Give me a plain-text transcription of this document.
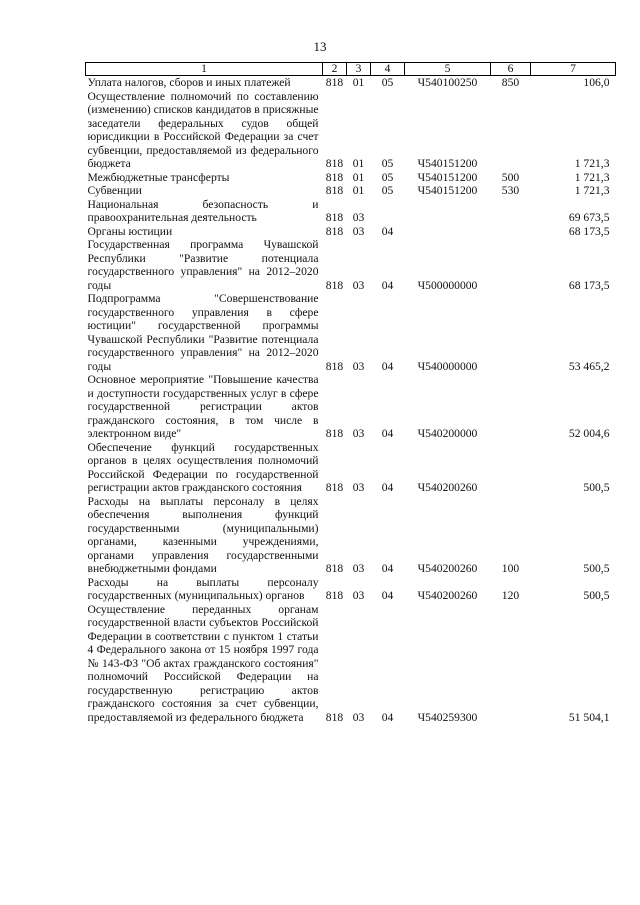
13
1	2	3	4	5	6	7
Уплата налогов, сборов и иных платежей	818	01	05	Ч540100250	850	106,0
Осуществление полномочий по составлению (изменению) списков кандидатов в присяжные заседатели федеральных судов общей юрисдикции в Российской Федерации за счет субвенции, предоставляемой из федерального бюджета	818	01	05	Ч540151200		1 721,3
Межбюджетные трансферты	818	01	05	Ч540151200	500	1 721,3
Субвенции	818	01	05	Ч540151200	530	1 721,3
Национальная безопасность и правоохранительная деятельность	818	03				69 673,5
Органы юстиции	818	03	04			68 173,5
Государственная программа Чувашской Республики "Развитие потенциала государственного управления" на 2012–2020 годы	818	03	04	Ч500000000		68 173,5
Подпрограмма "Совершенствование государственного управления в сфере юстиции" государственной программы Чувашской Республики "Развитие потенциала государственного управления" на 2012–2020 годы	818	03	04	Ч540000000		53 465,2
Основное мероприятие "Повышение качества и доступности государственных услуг в сфере государственной регистрации актов гражданского состояния, в том числе в электронном виде"	818	03	04	Ч540200000		52 004,6
Обеспечение функций государственных органов в целях осуществления полномочий Российской Федерации по государственной регистрации актов гражданского состояния	818	03	04	Ч540200260		500,5
Расходы на выплаты персоналу в целях обеспечения выполнения функций государственными (муниципальными) органами, казенными учреждениями, органами управления государственными внебюджетными фондами	818	03	04	Ч540200260	100	500,5
Расходы на выплаты персоналу государственных (муниципальных) органов	818	03	04	Ч540200260	120	500,5
Осуществление переданных органам государственной власти субъектов Российской Федерации в соответствии с пунктом 1 статьи 4 Федерального закона от 15 ноября 1997 года № 143-ФЗ "Об актах гражданского состояния" полномочий Российской Федерации на государственную регистрацию актов гражданского состояния за счет субвенции, предоставляемой из федерального бюджета	818	03	04	Ч540259300		51 504,1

::::

What is the number of lines in the listing above that contain the string "юстиции"? Give only the number.

- _REPLY_
2